_Aim_
Give back the full listing verbatim, apart from its images.

——————

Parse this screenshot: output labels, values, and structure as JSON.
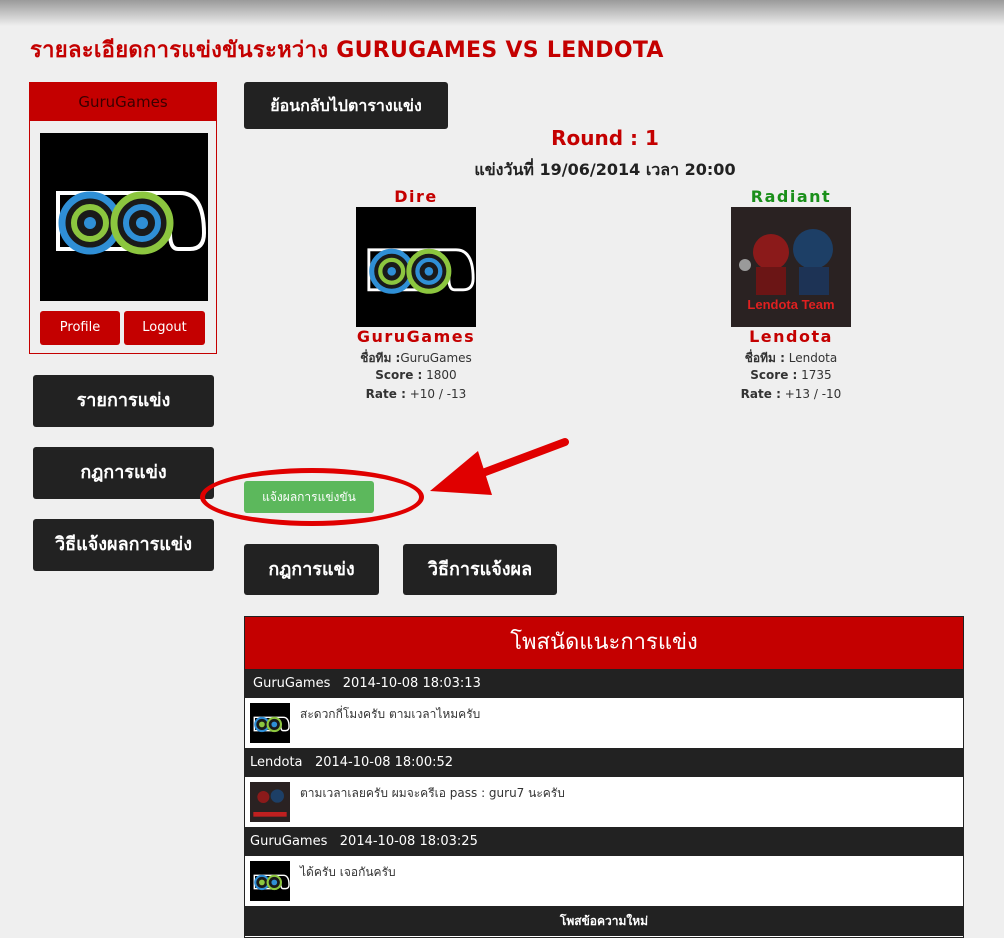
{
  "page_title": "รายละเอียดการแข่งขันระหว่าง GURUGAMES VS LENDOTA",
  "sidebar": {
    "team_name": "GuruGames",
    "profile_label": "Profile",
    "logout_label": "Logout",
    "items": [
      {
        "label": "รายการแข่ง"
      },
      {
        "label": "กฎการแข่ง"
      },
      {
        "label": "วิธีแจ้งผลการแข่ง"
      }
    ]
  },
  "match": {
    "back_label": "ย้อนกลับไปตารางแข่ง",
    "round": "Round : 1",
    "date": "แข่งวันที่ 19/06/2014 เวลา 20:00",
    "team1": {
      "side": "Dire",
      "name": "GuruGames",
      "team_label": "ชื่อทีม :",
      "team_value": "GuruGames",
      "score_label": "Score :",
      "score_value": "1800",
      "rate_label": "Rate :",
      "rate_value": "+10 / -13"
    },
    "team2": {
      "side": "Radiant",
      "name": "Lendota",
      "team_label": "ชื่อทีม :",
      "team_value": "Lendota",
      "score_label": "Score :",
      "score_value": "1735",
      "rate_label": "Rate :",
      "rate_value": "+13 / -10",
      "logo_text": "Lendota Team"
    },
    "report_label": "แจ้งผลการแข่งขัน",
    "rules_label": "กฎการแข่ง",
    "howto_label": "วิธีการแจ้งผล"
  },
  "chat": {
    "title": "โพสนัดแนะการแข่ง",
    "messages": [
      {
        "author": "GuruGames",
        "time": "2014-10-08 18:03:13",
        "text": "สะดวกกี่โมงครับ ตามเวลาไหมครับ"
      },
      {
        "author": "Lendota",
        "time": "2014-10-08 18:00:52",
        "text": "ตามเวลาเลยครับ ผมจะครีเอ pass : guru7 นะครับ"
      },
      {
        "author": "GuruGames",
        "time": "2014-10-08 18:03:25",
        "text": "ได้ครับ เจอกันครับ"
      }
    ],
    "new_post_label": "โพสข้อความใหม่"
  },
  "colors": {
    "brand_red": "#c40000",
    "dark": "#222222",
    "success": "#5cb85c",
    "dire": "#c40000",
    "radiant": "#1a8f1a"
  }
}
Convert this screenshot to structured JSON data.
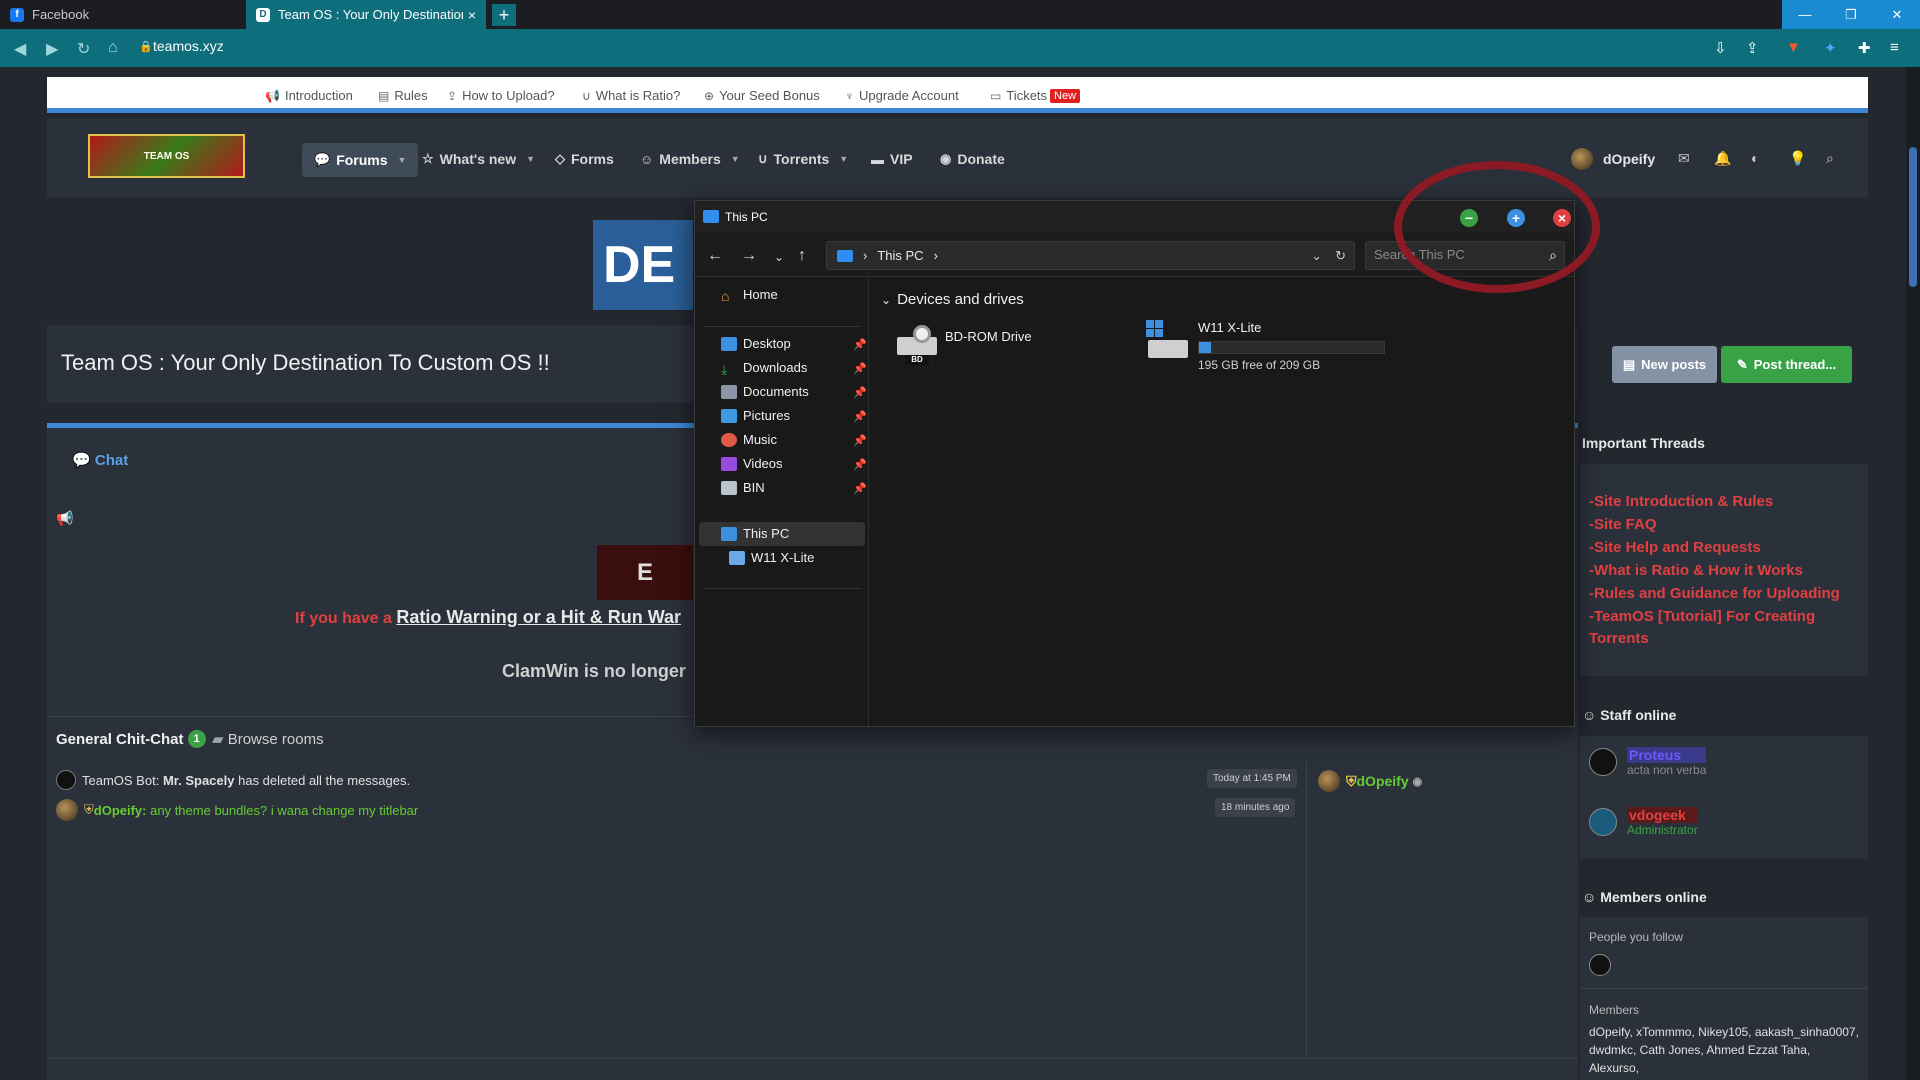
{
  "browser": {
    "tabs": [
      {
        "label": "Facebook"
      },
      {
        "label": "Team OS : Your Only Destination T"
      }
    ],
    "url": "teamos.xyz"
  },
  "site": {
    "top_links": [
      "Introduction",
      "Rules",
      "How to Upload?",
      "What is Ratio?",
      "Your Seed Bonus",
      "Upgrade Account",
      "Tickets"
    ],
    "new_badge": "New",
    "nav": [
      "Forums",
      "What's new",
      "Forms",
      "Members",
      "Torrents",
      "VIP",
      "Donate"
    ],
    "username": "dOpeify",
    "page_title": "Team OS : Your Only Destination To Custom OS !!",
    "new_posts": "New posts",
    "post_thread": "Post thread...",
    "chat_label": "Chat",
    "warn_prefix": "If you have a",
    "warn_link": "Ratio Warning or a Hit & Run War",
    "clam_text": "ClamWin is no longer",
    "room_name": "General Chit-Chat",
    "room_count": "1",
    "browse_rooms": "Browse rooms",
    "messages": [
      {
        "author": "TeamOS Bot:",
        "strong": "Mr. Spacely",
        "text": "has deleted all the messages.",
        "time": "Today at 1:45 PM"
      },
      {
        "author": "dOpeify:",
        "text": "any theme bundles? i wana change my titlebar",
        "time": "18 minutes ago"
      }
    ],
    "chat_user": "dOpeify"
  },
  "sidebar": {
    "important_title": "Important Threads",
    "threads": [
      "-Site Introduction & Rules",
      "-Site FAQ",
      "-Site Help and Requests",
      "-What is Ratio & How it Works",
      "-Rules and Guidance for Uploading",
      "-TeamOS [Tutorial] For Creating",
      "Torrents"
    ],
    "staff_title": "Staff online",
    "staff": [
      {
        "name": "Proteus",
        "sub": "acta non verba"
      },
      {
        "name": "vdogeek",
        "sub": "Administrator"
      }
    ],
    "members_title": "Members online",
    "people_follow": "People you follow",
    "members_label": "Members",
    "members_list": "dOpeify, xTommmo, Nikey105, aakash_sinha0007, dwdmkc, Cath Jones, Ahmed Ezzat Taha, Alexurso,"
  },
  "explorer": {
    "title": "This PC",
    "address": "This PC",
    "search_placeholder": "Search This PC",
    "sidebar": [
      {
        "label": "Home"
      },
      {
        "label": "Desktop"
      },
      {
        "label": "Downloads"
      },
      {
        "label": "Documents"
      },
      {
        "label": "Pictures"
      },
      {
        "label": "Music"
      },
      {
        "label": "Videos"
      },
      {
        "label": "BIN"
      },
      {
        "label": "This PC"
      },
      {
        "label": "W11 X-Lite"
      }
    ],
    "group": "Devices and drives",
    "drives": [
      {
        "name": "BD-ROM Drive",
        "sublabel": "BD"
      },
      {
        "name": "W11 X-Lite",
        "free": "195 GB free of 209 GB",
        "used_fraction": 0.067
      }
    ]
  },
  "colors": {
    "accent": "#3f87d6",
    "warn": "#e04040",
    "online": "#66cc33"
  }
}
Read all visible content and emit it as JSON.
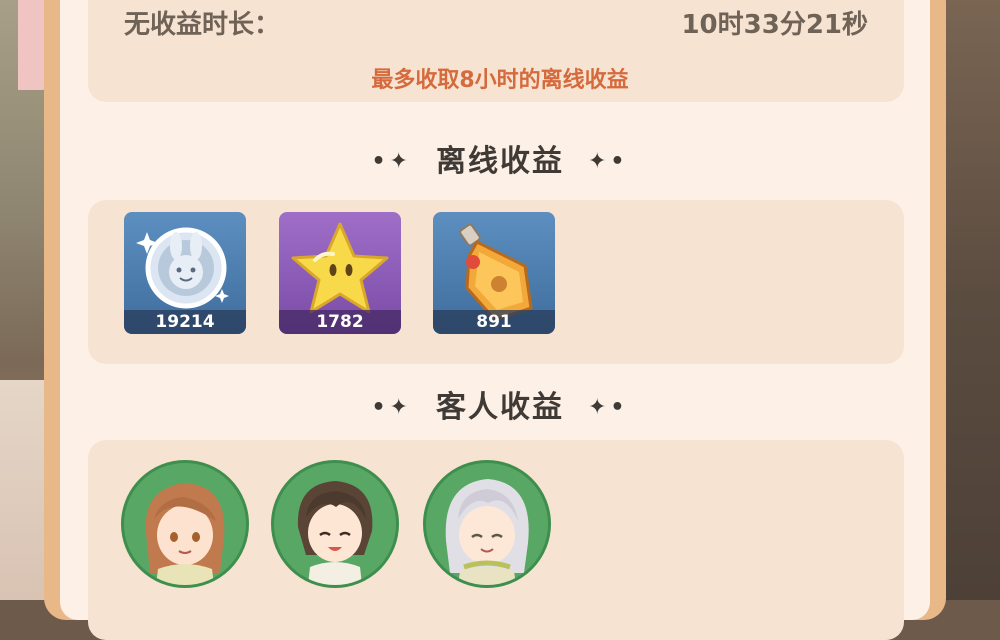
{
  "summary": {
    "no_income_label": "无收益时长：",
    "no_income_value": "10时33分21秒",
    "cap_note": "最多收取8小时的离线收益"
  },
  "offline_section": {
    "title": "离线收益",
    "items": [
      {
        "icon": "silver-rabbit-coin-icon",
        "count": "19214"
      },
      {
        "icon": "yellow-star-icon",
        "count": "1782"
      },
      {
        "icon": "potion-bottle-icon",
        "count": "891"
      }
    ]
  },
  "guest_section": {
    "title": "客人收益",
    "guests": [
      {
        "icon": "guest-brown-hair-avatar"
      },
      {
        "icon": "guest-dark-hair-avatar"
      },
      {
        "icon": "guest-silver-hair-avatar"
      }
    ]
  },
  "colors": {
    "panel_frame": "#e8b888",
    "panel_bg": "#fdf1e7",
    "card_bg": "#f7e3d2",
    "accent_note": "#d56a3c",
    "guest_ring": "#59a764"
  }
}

——————

_Solution to the problem_
Parse this screenshot: output labels, values, and structure as JSON.
{
  "page_title": "รายละเอียดการแข่งขันระหว่าง GURUGAMES VS LENDOTA",
  "sidebar": {
    "team_name": "GuruGames",
    "profile_label": "Profile",
    "logout_label": "Logout",
    "items": [
      {
        "label": "รายการแข่ง"
      },
      {
        "label": "กฎการแข่ง"
      },
      {
        "label": "วิธีแจ้งผลการแข่ง"
      }
    ]
  },
  "match": {
    "back_label": "ย้อนกลับไปตารางแข่ง",
    "round": "Round : 1",
    "date": "แข่งวันที่ 19/06/2014 เวลา 20:00",
    "team1": {
      "side": "Dire",
      "name": "GuruGames",
      "team_label": "ชื่อทีม :",
      "team_value": "GuruGames",
      "score_label": "Score :",
      "score_value": "1800",
      "rate_label": "Rate :",
      "rate_value": "+10 / -13"
    },
    "team2": {
      "side": "Radiant",
      "name": "Lendota",
      "team_label": "ชื่อทีม :",
      "team_value": "Lendota",
      "score_label": "Score :",
      "score_value": "1735",
      "rate_label": "Rate :",
      "rate_value": "+13 / -10",
      "logo_text": "Lendota Team"
    },
    "report_label": "แจ้งผลการแข่งขัน",
    "rules_label": "กฎการแข่ง",
    "howto_label": "วิธีการแจ้งผล"
  },
  "chat": {
    "title": "โพสนัดแนะการแข่ง",
    "messages": [
      {
        "author": "GuruGames",
        "time": "2014-10-08 18:03:13",
        "text": "สะดวกกี่โมงครับ ตามเวลาไหมครับ"
      },
      {
        "author": "Lendota",
        "time": "2014-10-08 18:00:52",
        "text": "ตามเวลาเลยครับ ผมจะครีเอ pass : guru7 นะครับ"
      },
      {
        "author": "GuruGames",
        "time": "2014-10-08 18:03:25",
        "text": "ได้ครับ เจอกันครับ"
      }
    ],
    "new_post_label": "โพสข้อความใหม่"
  },
  "colors": {
    "brand_red": "#c40000",
    "dark": "#222222",
    "success": "#5cb85c",
    "dire": "#c40000",
    "radiant": "#1a8f1a"
  }
}
Convert this screenshot to structured JSON data.
{
  "browser": {
    "tabs": [
      {
        "label": "Facebook"
      },
      {
        "label": "Team OS : Your Only Destination T"
      }
    ],
    "url": "teamos.xyz"
  },
  "site": {
    "top_links": [
      "Introduction",
      "Rules",
      "How to Upload?",
      "What is Ratio?",
      "Your Seed Bonus",
      "Upgrade Account",
      "Tickets"
    ],
    "new_badge": "New",
    "nav": [
      "Forums",
      "What's new",
      "Forms",
      "Members",
      "Torrents",
      "VIP",
      "Donate"
    ],
    "username": "dOpeify",
    "page_title": "Team OS : Your Only Destination To Custom OS !!",
    "new_posts": "New posts",
    "post_thread": "Post thread...",
    "chat_label": "Chat",
    "warn_prefix": "If you have a",
    "warn_link": "Ratio Warning or a Hit & Run War",
    "clam_text": "ClamWin is no longer",
    "room_name": "General Chit-Chat",
    "room_count": "1",
    "browse_rooms": "Browse rooms",
    "messages": [
      {
        "author": "TeamOS Bot:",
        "strong": "Mr. Spacely",
        "text": "has deleted all the messages.",
        "time": "Today at 1:45 PM"
      },
      {
        "author": "dOpeify:",
        "text": "any theme bundles? i wana change my titlebar",
        "time": "18 minutes ago"
      }
    ],
    "chat_user": "dOpeify"
  },
  "sidebar": {
    "important_title": "Important Threads",
    "threads": [
      "-Site Introduction & Rules",
      "-Site FAQ",
      "-Site Help and Requests",
      "-What is Ratio & How it Works",
      "-Rules and Guidance for Uploading",
      "-TeamOS [Tutorial] For Creating",
      "Torrents"
    ],
    "staff_title": "Staff online",
    "staff": [
      {
        "name": "Proteus",
        "sub": "acta non verba"
      },
      {
        "name": "vdogeek",
        "sub": "Administrator"
      }
    ],
    "members_title": "Members online",
    "people_follow": "People you follow",
    "members_label": "Members",
    "members_list": "dOpeify, xTommmo, Nikey105, aakash_sinha0007, dwdmkc, Cath Jones, Ahmed Ezzat Taha, Alexurso,"
  },
  "explorer": {
    "title": "This PC",
    "address": "This PC",
    "search_placeholder": "Search This PC",
    "sidebar": [
      {
        "label": "Home"
      },
      {
        "label": "Desktop"
      },
      {
        "label": "Downloads"
      },
      {
        "label": "Documents"
      },
      {
        "label": "Pictures"
      },
      {
        "label": "Music"
      },
      {
        "label": "Videos"
      },
      {
        "label": "BIN"
      },
      {
        "label": "This PC"
      },
      {
        "label": "W11 X-Lite"
      }
    ],
    "group": "Devices and drives",
    "drives": [
      {
        "name": "BD-ROM Drive",
        "sublabel": "BD"
      },
      {
        "name": "W11 X-Lite",
        "free": "195 GB free of 209 GB",
        "used_fraction": 0.067
      }
    ]
  },
  "colors": {
    "accent": "#3f87d6",
    "warn": "#e04040",
    "online": "#66cc33"
  }
}
Read all visible content and emit it as JSON.
{
  "summary": {
    "no_income_label": "无收益时长：",
    "no_income_value": "10时33分21秒",
    "cap_note": "最多收取8小时的离线收益"
  },
  "offline_section": {
    "title": "离线收益",
    "items": [
      {
        "icon": "silver-rabbit-coin-icon",
        "count": "19214"
      },
      {
        "icon": "yellow-star-icon",
        "count": "1782"
      },
      {
        "icon": "potion-bottle-icon",
        "count": "891"
      }
    ]
  },
  "guest_section": {
    "title": "客人收益",
    "guests": [
      {
        "icon": "guest-brown-hair-avatar"
      },
      {
        "icon": "guest-dark-hair-avatar"
      },
      {
        "icon": "guest-silver-hair-avatar"
      }
    ]
  },
  "colors": {
    "panel_frame": "#e8b888",
    "panel_bg": "#fdf1e7",
    "card_bg": "#f7e3d2",
    "accent_note": "#d56a3c",
    "guest_ring": "#59a764"
  }
}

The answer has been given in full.